## Start Materials provided

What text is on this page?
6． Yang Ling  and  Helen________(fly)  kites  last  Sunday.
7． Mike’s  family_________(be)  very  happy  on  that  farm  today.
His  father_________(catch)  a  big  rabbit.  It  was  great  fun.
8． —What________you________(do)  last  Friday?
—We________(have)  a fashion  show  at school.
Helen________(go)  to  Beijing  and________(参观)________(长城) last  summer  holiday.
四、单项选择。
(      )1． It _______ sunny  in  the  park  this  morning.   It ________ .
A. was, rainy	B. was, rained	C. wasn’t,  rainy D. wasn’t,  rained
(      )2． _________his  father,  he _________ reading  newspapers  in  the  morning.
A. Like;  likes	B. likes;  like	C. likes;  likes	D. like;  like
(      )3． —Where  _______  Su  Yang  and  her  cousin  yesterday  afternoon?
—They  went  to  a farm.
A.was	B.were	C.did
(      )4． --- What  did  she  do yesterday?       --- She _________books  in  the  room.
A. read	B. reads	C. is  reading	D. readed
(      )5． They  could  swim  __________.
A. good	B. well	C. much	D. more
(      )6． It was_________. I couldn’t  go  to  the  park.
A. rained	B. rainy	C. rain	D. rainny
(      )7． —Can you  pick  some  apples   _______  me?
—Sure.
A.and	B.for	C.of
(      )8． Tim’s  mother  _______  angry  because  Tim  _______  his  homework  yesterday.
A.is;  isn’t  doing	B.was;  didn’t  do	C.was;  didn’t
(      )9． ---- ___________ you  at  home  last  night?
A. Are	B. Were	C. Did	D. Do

## End Materials provided

Directions:
Each line of the material above needs to be quoted exactly, please.

Exercise solution:
What text is on this page?
6． Yang Ling  and  Helen________(fly)  kites  last  Sunday.
7． Mike’s  family_________(be)  very  happy  on  that  farm  today.
His  father_________(catch)  a  big  rabbit.  It  was  great  fun.
8． —What________you________(do)  last  Friday?
—We________(have)  a fashion  show  at school.
Helen________(go)  to  Beijing  and________(参观)________(长城) last  summer  holiday.
四、单项选择。
(      )1． It _______ sunny  in  the  park  this  morning.   It ________ .
A. was, rainy	B. was, rained	C. wasn’t,  rainy D. wasn’t,  rained
(      )2． _________his  father,  he _________ reading  newspapers  in  the  morning.
A. Like;  likes	B. likes;  like	C. likes;  likes	D. like;  like
(      )3． —Where  _______  Su  Yang  and  her  cousin  yesterday  afternoon?
—They  went  to  a farm.
A.was	B.were	C.did
(      )4． --- What  did  she  do yesterday?       --- She _________books  in  the  room.
A. read	B. reads	C. is  reading	D. readed
(      )5． They  could  swim  __________.
A. good	B. well	C. much	D. more
(      )6． It was_________. I couldn’t  go  to  the  park.
A. rained	B. rainy	C. rain	D. rainny
(      )7． —Can you  pick  some  apples   _______  me?
—Sure.
A.and	B.for	C.of
(      )8． Tim’s  mother  _______  angry  because  Tim  _______  his  homework  yesterday.
A.is;  isn’t  doing	B.was;  didn’t  do	C.was;  didn’t
(      )9． ---- ___________ you  at  home  last  night?
A. Are	B. Were	C. Did	D. Do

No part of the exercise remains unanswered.